Working data:
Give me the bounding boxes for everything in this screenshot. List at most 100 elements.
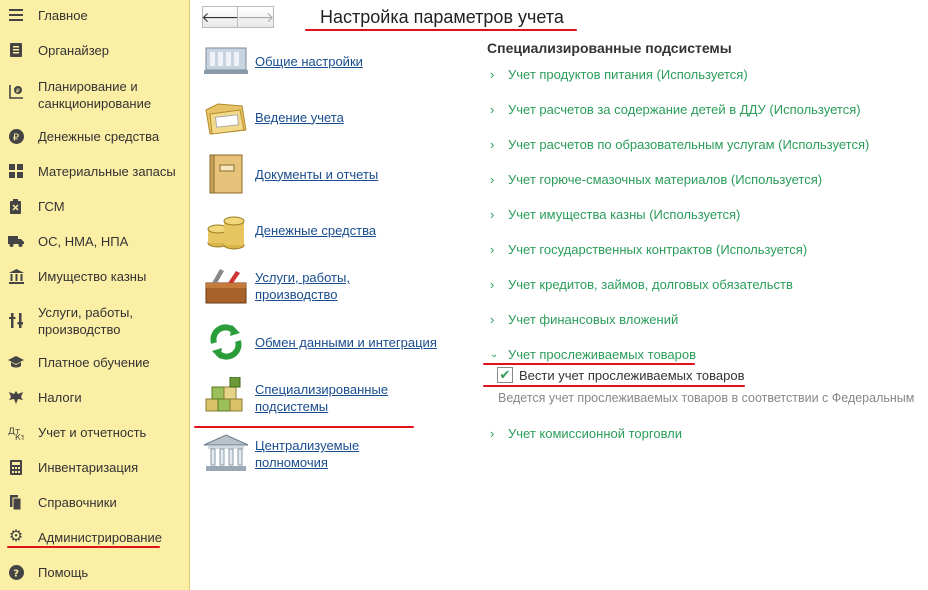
forward-button[interactable]: 🡒 xyxy=(236,6,275,28)
category-centralized[interactable]: Централизуемые полномочия xyxy=(202,433,462,475)
sidebar-item-materials[interactable]: Материальные запасы xyxy=(0,162,190,180)
sidebar-item-money[interactable]: ₽ Денежные средства xyxy=(0,127,190,145)
sidebar-item-references[interactable]: Справочники xyxy=(0,493,190,511)
chevron-right-icon: › xyxy=(490,172,495,187)
sidebar-item-main[interactable]: Главное xyxy=(0,6,190,24)
toolbox-icon xyxy=(202,265,250,307)
svg-text:₽: ₽ xyxy=(16,88,20,95)
planning-icon: ₽ xyxy=(8,84,24,100)
traceable-goods-checkbox[interactable]: ✔ xyxy=(497,367,513,383)
chevron-right-icon: › xyxy=(490,426,495,441)
chevron-right-icon: › xyxy=(490,312,495,327)
subsystem-item[interactable]: › Учет государственных контрактов (Испол… xyxy=(490,242,807,257)
traceable-goods-checkbox-row[interactable]: ✔ Вести учет прослеживаемых товаров xyxy=(497,367,745,383)
graduation-icon xyxy=(8,354,24,370)
ruble-icon: ₽ xyxy=(8,128,24,144)
category-general-settings[interactable]: Общие настройки xyxy=(202,40,462,82)
help-icon: ? xyxy=(8,564,24,580)
sidebar-item-planning[interactable]: ₽ Планирование и санкционирование xyxy=(0,76,190,112)
sidebar-item-label: Планирование и санкционирование xyxy=(38,79,152,111)
sidebar-item-accounting[interactable]: Дт Кт Учет и отчетность xyxy=(0,423,190,441)
fuel-icon xyxy=(8,198,24,214)
tools-icon xyxy=(8,312,24,328)
sidebar-item-taxes[interactable]: Налоги xyxy=(0,388,190,406)
category-link[interactable]: Денежные средства xyxy=(255,222,376,239)
sidebar-item-label: ОС, НМА, НПА xyxy=(38,233,129,249)
category-link[interactable]: Специализированные подсистемы xyxy=(255,381,405,415)
arrow-right-icon: 🡒 xyxy=(236,8,275,25)
chevron-right-icon: › xyxy=(490,242,495,257)
sidebar-item-label: Платное обучение xyxy=(38,354,150,370)
subsystem-item-expanded[interactable]: ⌄ Учет прослеживаемых товаров xyxy=(490,347,696,362)
arrow-left-icon: 🡐 xyxy=(201,8,239,25)
sidebar-item-label: Органайзер xyxy=(38,42,109,58)
subsystem-item[interactable]: › Учет горюче-смазочных материалов (Испо… xyxy=(490,172,822,187)
sidebar-item-organizer[interactable]: Органайзер xyxy=(0,41,190,59)
book-icon xyxy=(8,494,24,510)
category-link[interactable]: Общие настройки xyxy=(255,53,363,70)
chevron-right-icon: › xyxy=(490,207,495,222)
sidebar-item-label: Налоги xyxy=(38,389,82,405)
organizer-icon xyxy=(8,42,24,58)
truck-icon xyxy=(8,233,24,249)
gear-icon: ⚙ xyxy=(8,528,24,545)
emblem-icon xyxy=(8,389,24,405)
subsystem-item[interactable]: › Учет финансовых вложений xyxy=(490,312,678,327)
page-title: Настройка параметров учета xyxy=(320,7,564,27)
sidebar-item-education[interactable]: Платное обучение xyxy=(0,353,190,371)
subsystem-item[interactable]: › Учет комиссионной торговли xyxy=(490,426,682,441)
sidebar-item-label: Услуги, работы, производство xyxy=(38,305,133,337)
chevron-right-icon: › xyxy=(490,137,495,152)
sidebar-item-label: Главное xyxy=(38,7,88,23)
sidebar: Главное Органайзер ₽ Планирование и санк… xyxy=(0,0,190,590)
subsystem-item[interactable]: › Учет имущества казны (Используется) xyxy=(490,207,740,222)
sidebar-item-assets[interactable]: ОС, НМА, НПА xyxy=(0,232,190,250)
svg-text:Кт: Кт xyxy=(15,433,24,440)
sidebar-item-fuel[interactable]: ГСМ xyxy=(0,197,190,215)
sidebar-item-treasury[interactable]: Имущество казны xyxy=(0,267,190,285)
chevron-right-icon: › xyxy=(490,277,495,292)
category-link[interactable]: Услуги, работы, производство xyxy=(255,269,405,303)
category-link[interactable]: Ведение учета xyxy=(255,109,344,126)
sidebar-item-label: Администрирование xyxy=(38,529,162,545)
category-accounting[interactable]: Ведение учета xyxy=(202,96,462,138)
highlight-underline xyxy=(305,29,577,31)
cubes-icon xyxy=(202,376,250,419)
sidebar-item-label: Справочники xyxy=(38,494,117,510)
category-link[interactable]: Обмен данными и интеграция xyxy=(255,334,437,351)
subsystem-item[interactable]: › Учет расчетов за содержание детей в ДД… xyxy=(490,102,861,117)
chevron-right-icon: › xyxy=(490,102,495,117)
coins-icon xyxy=(202,209,250,251)
checkbox-label: Вести учет прослеживаемых товаров xyxy=(519,367,745,383)
calculator-icon xyxy=(8,459,24,475)
subsystem-item[interactable]: › Учет расчетов по образовательным услуг… xyxy=(490,137,869,152)
category-services[interactable]: Услуги, работы, производство xyxy=(202,265,462,307)
binder-icon xyxy=(202,153,250,195)
sidebar-item-services[interactable]: Услуги, работы, производство xyxy=(0,302,190,338)
menu-icon xyxy=(8,7,24,23)
sidebar-item-administration[interactable]: ⚙ Администрирование xyxy=(0,528,190,546)
bank-icon xyxy=(8,268,24,284)
category-money[interactable]: Денежные средства xyxy=(202,209,462,251)
folder-icon xyxy=(202,96,250,138)
sidebar-item-label: Материальные запасы xyxy=(38,163,176,179)
sync-icon xyxy=(202,321,250,363)
category-link[interactable]: Документы и отчеты xyxy=(255,166,378,183)
category-exchange[interactable]: Обмен данными и интеграция xyxy=(202,321,462,363)
settings-building-icon xyxy=(202,40,250,82)
section-title: Специализированные подсистемы xyxy=(487,40,732,56)
hint-text: Ведется учет прослеживаемых товаров в со… xyxy=(498,391,915,405)
svg-text:?: ? xyxy=(13,568,19,579)
sidebar-item-help[interactable]: ? Помощь xyxy=(0,563,190,581)
subsystem-item[interactable]: › Учет кредитов, займов, долговых обязат… xyxy=(490,277,793,292)
highlight-underline xyxy=(483,385,745,387)
institution-icon xyxy=(202,433,250,475)
svg-text:₽: ₽ xyxy=(12,132,19,143)
category-documents[interactable]: Документы и отчеты xyxy=(202,153,462,195)
sidebar-item-inventory[interactable]: Инвентаризация xyxy=(0,458,190,476)
category-specialized[interactable]: Специализированные подсистемы xyxy=(202,376,462,419)
category-link[interactable]: Централизуемые полномочия xyxy=(255,437,405,471)
sidebar-item-label: Имущество казны xyxy=(38,268,147,284)
subsystem-item[interactable]: › Учет продуктов питания (Используется) xyxy=(490,67,748,82)
back-button[interactable]: 🡐 xyxy=(201,6,239,28)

Directive:
Give the lines again, starting at the line that contains "forward-button[interactable]: 🡒 xyxy=(236,6,275,28)" and ending at the line that contains "toolbox-icon xyxy=(202,265,250,307)", with every "interactable" replaced by "clickable" and nothing else changed.

Expected answer:
forward-button[clickable]: 🡒 xyxy=(236,6,275,28)
category-centralized[clickable]: Централизуемые полномочия xyxy=(202,433,462,475)
sidebar-item-materials[clickable]: Материальные запасы xyxy=(0,162,190,180)
sidebar-item-money[clickable]: ₽ Денежные средства xyxy=(0,127,190,145)
sidebar-item-references[clickable]: Справочники xyxy=(0,493,190,511)
chevron-right-icon: › xyxy=(490,172,495,187)
sidebar-item-main[clickable]: Главное xyxy=(0,6,190,24)
toolbox-icon xyxy=(202,265,250,307)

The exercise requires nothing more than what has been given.